# EXERCISE AIM
Show all lines that include the string "Pictures"; copy each one.
########
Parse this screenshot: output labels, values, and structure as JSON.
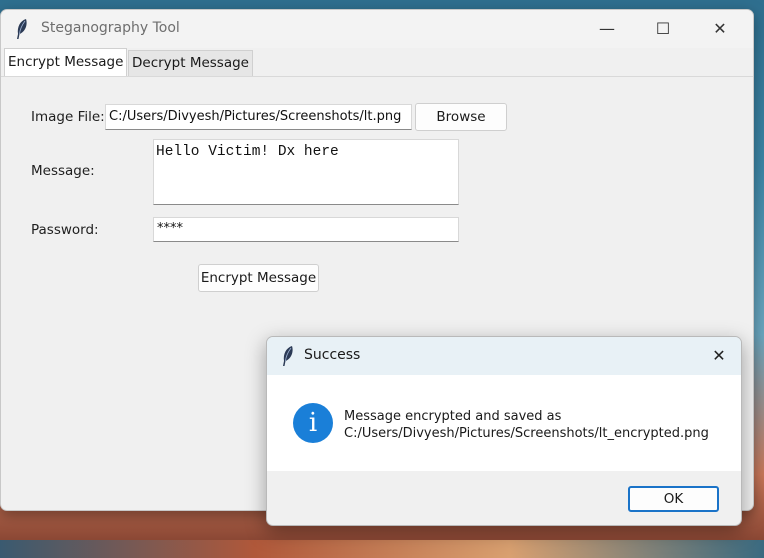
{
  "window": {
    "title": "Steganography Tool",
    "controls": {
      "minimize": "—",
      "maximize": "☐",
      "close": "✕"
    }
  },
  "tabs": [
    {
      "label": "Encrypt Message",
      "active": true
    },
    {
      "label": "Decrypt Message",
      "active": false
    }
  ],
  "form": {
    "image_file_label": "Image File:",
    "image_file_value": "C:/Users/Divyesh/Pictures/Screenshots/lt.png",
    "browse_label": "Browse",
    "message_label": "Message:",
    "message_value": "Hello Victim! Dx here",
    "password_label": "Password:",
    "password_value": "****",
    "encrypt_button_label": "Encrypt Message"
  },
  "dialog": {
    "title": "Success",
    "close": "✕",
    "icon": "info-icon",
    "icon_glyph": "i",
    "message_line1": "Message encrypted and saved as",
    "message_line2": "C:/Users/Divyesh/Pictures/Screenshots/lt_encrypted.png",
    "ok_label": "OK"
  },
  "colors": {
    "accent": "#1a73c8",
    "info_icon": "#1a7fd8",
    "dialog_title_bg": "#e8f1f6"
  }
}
########
# THE SOLUTION
    "image_file_value": "C:/Users/Divyesh/Pictures/Screenshots/lt.png",
    "message_line2": "C:/Users/Divyesh/Pictures/Screenshots/lt_encrypted.png",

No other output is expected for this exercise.